WHAT YOU NEED TO DO → Select and copy out every line in the records containing "desc".

[Data records]
---+---

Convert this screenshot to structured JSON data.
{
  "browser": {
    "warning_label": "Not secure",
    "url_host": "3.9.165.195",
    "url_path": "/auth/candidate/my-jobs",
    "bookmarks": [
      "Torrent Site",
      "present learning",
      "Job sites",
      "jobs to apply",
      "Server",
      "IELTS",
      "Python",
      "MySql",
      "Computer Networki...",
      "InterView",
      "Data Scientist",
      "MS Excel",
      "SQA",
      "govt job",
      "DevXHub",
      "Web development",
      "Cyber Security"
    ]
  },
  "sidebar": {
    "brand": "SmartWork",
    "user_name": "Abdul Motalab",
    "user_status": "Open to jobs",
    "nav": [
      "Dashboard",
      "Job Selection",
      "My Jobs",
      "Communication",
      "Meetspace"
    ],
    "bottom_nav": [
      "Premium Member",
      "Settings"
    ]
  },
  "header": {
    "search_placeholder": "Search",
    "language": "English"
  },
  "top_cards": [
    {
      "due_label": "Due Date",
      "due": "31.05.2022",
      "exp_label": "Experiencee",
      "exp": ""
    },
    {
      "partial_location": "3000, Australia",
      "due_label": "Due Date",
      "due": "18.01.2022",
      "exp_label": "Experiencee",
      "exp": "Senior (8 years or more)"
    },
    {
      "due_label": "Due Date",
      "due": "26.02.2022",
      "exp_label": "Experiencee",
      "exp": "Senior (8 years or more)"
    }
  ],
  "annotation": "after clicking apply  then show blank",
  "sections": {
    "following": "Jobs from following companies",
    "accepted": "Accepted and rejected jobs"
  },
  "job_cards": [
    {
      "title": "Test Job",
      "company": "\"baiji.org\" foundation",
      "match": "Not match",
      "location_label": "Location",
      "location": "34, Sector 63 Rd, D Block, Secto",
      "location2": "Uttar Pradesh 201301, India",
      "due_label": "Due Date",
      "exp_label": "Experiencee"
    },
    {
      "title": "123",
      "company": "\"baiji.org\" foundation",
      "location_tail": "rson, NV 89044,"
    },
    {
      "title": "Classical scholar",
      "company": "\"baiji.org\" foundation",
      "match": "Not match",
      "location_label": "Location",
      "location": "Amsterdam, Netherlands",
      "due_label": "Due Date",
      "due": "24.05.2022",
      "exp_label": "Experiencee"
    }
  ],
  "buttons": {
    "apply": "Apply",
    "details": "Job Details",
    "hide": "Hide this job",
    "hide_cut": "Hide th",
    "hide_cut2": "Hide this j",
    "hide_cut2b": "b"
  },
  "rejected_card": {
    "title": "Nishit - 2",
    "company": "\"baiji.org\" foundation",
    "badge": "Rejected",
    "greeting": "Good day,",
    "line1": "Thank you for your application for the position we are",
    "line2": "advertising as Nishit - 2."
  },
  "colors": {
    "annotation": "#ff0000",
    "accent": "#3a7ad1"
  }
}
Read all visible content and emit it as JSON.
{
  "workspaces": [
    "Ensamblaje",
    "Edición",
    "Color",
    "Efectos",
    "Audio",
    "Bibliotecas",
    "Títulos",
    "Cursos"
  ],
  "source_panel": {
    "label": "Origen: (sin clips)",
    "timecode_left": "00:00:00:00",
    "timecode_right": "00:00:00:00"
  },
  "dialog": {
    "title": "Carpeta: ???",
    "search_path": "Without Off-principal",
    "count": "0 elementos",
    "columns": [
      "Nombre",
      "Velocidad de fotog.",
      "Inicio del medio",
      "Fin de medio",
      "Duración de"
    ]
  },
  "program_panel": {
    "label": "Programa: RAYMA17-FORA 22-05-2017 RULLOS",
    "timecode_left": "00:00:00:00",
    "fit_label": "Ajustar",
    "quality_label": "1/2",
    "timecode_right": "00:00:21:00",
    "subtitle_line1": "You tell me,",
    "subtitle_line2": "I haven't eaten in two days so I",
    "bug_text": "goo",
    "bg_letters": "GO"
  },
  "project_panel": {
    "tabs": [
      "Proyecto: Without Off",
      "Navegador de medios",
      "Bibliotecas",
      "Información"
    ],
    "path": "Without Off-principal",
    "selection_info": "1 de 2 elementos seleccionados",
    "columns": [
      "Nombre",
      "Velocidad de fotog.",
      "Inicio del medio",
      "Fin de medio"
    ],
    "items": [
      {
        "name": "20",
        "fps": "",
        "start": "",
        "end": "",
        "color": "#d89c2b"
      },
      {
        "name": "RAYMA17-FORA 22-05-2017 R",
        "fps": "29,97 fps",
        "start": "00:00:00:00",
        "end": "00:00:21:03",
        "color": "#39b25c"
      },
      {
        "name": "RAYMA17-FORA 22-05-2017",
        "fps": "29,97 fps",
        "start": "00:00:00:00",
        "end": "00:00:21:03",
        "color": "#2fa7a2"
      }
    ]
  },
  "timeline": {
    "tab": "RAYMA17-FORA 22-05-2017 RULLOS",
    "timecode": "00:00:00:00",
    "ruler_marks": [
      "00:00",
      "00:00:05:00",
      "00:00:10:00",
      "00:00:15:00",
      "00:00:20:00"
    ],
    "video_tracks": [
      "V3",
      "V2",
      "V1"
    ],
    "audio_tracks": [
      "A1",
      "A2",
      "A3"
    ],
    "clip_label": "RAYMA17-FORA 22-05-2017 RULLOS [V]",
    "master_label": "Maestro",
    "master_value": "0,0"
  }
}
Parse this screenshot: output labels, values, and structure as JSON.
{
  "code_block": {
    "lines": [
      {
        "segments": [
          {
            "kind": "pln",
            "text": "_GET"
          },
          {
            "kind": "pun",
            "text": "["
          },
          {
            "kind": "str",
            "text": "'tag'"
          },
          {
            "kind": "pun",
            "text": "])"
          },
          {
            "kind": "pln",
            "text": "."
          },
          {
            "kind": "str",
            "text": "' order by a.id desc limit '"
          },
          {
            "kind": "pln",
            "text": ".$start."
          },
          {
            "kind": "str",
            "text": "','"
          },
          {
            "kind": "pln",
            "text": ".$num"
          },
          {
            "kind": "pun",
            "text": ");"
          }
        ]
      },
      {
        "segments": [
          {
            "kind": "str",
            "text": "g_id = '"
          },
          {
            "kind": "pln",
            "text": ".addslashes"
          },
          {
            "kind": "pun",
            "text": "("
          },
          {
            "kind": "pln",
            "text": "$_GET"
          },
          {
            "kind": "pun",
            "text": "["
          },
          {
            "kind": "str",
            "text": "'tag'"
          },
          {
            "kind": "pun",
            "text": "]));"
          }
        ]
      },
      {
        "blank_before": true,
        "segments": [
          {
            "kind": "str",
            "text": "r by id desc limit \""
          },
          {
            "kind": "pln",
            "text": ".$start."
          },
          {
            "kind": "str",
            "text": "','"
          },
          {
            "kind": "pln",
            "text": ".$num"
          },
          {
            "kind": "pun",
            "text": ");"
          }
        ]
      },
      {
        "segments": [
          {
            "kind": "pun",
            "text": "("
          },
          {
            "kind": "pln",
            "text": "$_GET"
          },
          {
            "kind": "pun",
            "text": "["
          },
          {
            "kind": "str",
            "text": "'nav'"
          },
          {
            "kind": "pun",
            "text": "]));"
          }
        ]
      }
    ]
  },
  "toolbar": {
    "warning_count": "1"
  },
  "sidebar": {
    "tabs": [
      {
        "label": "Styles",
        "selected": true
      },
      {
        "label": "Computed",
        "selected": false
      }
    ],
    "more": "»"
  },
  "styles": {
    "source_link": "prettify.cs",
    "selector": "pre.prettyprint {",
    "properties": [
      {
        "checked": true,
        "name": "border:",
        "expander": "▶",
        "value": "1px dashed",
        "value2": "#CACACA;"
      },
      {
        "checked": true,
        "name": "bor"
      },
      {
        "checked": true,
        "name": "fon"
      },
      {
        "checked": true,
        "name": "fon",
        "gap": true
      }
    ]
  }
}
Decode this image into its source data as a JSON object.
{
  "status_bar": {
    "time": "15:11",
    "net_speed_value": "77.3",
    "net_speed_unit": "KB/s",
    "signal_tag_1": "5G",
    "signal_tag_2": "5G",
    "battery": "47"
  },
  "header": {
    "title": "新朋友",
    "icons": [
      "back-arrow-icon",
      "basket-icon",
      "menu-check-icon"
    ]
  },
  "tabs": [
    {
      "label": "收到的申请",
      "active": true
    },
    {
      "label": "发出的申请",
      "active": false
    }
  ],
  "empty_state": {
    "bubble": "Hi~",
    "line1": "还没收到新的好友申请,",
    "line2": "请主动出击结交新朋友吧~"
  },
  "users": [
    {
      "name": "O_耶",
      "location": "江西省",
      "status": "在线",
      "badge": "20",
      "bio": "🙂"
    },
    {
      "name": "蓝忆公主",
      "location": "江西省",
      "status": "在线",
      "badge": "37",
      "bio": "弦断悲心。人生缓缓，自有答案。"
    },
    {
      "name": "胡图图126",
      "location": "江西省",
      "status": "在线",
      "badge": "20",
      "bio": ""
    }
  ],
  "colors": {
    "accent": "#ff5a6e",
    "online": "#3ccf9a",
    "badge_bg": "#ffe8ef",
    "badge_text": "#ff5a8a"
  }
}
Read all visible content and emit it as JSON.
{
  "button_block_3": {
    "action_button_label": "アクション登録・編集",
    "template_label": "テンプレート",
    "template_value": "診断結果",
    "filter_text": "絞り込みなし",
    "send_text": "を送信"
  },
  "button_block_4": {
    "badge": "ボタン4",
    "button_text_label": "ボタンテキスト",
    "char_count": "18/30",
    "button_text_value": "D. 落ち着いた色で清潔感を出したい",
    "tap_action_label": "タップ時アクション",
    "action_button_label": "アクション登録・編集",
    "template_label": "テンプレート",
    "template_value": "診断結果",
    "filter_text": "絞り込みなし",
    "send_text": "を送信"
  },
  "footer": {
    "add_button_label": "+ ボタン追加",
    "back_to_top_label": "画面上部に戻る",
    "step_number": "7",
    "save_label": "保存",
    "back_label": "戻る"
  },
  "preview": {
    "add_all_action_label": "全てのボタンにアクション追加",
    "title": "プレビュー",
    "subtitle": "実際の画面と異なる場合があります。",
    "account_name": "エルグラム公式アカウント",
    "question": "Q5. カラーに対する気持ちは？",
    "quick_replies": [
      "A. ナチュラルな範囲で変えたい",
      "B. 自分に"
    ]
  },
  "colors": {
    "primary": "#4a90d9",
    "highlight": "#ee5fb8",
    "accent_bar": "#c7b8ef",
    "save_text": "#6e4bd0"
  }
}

---+---

WRITTEN SOLUTION →
            "text": "' order by a.id desc limit '"
            "text": "r by id desc limit \""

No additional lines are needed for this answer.